▸ Written request
Pull out every line containing the string "bending".

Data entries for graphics

----

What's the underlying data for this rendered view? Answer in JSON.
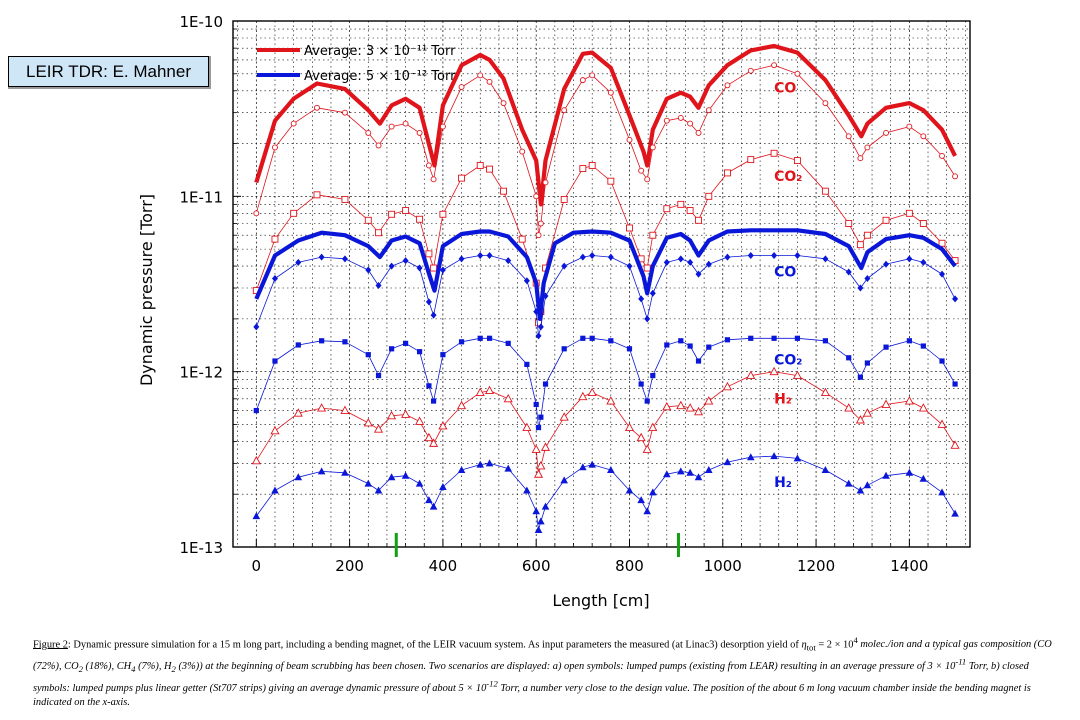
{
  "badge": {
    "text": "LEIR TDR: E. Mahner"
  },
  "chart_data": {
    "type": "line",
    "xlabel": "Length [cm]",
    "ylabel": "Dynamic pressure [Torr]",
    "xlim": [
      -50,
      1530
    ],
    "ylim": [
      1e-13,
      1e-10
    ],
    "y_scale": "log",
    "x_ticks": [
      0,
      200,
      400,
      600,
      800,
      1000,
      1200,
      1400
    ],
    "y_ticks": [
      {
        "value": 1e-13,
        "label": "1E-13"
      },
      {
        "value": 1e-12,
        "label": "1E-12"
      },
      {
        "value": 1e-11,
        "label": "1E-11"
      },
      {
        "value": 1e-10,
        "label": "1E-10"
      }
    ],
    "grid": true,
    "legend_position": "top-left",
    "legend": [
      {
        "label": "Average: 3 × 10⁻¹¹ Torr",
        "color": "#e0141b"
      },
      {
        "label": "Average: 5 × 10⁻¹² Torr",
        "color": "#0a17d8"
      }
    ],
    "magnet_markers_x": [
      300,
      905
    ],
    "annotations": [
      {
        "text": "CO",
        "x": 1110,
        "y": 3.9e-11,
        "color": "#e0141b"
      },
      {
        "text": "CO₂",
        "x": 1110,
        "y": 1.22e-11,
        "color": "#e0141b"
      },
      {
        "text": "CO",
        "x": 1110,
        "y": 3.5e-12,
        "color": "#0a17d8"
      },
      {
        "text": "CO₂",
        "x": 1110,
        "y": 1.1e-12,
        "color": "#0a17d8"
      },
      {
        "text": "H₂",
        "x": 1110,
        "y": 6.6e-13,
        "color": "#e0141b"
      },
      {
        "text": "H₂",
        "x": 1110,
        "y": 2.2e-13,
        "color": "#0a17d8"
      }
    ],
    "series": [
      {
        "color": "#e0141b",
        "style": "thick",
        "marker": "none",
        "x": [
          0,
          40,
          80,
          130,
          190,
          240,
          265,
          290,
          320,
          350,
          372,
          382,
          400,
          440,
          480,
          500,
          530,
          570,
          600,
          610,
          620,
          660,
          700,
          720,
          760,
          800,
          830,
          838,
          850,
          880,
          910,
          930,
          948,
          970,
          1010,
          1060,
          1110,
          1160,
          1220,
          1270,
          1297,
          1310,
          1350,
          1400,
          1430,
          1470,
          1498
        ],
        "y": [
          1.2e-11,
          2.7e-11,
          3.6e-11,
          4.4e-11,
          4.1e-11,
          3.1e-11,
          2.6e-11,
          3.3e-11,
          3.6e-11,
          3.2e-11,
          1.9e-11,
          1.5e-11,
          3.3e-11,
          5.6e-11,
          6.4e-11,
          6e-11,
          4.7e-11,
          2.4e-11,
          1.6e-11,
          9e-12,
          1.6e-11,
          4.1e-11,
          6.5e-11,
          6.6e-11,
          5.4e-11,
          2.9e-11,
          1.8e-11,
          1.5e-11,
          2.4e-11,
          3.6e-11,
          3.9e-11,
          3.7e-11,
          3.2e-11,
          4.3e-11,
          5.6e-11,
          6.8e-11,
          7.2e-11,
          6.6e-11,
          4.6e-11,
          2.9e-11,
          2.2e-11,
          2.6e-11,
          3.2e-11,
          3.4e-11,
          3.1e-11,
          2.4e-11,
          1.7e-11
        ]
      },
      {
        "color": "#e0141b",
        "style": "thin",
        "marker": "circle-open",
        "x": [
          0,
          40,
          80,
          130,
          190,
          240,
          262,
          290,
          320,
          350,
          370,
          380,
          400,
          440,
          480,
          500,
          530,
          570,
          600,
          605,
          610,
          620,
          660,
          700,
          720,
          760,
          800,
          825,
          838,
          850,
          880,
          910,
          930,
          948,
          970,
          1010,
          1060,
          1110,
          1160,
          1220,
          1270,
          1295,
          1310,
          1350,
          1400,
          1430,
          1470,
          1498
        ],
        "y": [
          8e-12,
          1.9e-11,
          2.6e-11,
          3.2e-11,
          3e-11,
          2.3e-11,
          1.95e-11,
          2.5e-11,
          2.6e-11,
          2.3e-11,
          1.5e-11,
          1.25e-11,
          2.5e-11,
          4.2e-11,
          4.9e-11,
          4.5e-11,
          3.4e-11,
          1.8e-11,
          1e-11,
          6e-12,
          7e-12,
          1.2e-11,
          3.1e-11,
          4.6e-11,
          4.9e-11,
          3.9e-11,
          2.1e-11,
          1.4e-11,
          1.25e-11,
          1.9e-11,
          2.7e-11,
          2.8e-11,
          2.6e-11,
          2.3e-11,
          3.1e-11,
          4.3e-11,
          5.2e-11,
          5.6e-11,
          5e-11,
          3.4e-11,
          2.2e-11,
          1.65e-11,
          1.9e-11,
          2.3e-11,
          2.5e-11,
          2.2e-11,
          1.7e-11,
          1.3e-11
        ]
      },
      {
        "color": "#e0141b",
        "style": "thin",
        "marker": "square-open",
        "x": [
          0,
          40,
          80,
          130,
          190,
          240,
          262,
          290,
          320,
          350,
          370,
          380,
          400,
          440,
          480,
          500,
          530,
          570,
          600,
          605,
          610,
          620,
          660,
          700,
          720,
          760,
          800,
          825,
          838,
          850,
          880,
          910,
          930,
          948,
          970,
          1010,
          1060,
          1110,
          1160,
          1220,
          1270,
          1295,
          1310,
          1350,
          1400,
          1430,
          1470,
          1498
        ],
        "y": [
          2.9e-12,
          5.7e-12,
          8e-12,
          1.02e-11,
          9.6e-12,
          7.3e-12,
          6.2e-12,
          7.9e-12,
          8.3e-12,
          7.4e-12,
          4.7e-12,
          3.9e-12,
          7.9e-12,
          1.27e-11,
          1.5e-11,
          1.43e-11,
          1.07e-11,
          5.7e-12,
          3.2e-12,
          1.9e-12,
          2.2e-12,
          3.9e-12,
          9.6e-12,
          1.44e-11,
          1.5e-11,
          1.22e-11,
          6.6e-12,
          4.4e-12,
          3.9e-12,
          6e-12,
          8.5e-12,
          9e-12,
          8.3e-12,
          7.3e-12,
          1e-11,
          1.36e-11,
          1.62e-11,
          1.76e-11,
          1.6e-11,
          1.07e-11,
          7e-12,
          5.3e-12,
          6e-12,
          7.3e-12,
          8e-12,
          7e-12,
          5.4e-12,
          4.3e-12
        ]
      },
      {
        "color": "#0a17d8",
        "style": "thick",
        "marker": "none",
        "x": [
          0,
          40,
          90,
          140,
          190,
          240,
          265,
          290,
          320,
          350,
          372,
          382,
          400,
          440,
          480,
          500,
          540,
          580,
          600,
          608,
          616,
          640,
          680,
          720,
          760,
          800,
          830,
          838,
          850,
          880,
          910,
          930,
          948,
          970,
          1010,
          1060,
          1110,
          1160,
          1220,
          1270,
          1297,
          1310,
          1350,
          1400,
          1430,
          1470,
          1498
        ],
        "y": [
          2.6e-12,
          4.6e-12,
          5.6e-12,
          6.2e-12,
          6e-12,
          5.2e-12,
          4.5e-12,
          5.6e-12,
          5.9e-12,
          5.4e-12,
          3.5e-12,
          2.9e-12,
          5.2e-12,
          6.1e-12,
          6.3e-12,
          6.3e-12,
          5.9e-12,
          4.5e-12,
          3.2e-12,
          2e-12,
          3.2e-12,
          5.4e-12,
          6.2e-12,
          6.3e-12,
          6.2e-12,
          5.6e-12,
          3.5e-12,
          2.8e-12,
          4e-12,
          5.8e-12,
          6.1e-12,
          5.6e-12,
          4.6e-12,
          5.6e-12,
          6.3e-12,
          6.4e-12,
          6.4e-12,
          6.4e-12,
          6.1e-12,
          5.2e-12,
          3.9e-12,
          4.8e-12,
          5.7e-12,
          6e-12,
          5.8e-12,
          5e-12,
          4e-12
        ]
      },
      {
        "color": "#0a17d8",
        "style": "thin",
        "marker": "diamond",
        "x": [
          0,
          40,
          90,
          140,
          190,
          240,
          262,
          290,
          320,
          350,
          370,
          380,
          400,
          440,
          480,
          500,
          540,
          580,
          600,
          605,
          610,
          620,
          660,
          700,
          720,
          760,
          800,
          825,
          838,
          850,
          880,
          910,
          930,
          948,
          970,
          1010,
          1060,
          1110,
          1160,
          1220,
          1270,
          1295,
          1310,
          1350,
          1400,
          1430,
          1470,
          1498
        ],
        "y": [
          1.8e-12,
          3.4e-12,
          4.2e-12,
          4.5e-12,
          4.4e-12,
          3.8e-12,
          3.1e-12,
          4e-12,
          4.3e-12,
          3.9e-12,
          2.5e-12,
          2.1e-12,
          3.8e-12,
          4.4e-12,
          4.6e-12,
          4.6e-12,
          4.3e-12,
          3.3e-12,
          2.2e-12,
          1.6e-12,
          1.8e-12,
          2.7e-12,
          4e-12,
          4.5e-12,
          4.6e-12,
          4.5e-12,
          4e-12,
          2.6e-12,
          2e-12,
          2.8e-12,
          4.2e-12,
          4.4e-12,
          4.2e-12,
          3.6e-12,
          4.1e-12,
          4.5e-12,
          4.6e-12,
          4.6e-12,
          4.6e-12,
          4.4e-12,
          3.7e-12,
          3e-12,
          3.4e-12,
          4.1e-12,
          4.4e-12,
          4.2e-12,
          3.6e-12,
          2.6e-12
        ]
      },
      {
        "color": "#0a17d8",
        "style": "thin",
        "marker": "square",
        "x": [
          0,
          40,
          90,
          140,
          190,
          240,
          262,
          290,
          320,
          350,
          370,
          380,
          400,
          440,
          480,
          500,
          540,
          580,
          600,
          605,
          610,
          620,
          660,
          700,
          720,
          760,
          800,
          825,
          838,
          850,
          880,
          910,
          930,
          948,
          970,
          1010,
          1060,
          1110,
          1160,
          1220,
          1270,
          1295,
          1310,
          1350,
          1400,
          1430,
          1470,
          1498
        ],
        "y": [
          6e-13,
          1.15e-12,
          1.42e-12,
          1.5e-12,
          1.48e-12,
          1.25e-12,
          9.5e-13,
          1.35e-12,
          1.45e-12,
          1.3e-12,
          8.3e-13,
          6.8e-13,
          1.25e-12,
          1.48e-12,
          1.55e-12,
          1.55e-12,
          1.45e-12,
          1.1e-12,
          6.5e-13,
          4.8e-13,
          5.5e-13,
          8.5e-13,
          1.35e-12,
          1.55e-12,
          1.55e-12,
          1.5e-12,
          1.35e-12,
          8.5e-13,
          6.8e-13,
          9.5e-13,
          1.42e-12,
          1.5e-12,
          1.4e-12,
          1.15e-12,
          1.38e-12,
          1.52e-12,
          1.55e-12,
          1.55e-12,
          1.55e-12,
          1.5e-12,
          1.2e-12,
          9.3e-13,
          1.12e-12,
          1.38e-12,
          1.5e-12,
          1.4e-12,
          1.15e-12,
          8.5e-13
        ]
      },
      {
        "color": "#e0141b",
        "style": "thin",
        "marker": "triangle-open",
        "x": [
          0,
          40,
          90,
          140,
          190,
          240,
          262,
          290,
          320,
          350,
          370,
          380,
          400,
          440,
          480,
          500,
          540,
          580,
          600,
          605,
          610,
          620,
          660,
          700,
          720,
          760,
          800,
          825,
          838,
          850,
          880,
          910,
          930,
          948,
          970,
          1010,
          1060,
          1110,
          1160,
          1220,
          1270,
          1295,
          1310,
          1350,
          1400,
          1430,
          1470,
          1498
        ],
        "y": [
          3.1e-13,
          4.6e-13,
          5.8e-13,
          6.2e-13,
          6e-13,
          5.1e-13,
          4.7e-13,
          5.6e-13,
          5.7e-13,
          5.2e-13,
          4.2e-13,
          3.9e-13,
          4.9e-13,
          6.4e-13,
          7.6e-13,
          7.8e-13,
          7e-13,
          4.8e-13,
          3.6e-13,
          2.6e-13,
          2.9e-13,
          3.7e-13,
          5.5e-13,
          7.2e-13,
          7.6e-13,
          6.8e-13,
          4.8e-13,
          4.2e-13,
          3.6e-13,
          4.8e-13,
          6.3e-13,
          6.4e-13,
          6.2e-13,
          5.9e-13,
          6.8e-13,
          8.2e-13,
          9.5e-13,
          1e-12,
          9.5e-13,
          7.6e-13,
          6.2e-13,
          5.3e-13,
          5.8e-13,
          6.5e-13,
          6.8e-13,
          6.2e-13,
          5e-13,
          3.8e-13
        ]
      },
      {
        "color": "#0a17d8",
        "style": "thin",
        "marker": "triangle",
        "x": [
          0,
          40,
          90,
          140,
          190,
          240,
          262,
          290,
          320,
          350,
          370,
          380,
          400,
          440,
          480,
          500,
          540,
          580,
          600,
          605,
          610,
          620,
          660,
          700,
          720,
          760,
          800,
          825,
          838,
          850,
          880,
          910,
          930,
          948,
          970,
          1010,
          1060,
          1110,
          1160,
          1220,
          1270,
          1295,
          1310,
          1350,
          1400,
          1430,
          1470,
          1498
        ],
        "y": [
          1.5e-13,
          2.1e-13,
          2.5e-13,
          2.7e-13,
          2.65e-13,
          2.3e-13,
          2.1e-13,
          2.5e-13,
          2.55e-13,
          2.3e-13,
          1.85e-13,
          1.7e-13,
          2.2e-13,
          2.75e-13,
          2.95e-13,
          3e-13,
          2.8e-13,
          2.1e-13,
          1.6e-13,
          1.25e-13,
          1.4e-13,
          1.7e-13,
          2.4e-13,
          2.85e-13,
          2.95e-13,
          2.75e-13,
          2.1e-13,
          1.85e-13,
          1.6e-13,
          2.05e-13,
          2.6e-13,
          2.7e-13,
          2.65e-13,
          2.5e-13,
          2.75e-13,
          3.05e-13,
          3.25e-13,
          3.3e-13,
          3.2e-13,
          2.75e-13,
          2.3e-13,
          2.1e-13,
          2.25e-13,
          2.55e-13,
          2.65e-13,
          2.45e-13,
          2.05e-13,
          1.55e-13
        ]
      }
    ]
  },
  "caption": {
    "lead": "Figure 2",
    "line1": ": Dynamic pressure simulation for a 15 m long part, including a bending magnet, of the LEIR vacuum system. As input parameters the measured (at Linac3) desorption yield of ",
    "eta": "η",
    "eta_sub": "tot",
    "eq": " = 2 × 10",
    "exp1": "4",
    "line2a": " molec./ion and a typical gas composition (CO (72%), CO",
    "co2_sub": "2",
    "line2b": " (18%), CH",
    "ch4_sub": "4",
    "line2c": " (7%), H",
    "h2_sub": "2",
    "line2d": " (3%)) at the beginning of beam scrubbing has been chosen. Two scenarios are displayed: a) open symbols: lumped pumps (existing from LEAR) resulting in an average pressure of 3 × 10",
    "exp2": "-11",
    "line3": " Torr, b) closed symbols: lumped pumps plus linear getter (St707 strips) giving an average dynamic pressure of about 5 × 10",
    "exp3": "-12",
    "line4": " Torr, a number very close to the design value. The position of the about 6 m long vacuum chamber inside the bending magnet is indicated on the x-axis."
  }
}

----

▸ Expected answer
    "line1": ": Dynamic pressure simulation for a 15 m long part, including a bending magnet, of the LEIR vacuum system. As input parameters the measured (at Linac3) desorption yield of ",
    "line4": " Torr, a number very close to the design value. The position of the about 6 m long vacuum chamber inside the bending magnet is indicated on the x-axis."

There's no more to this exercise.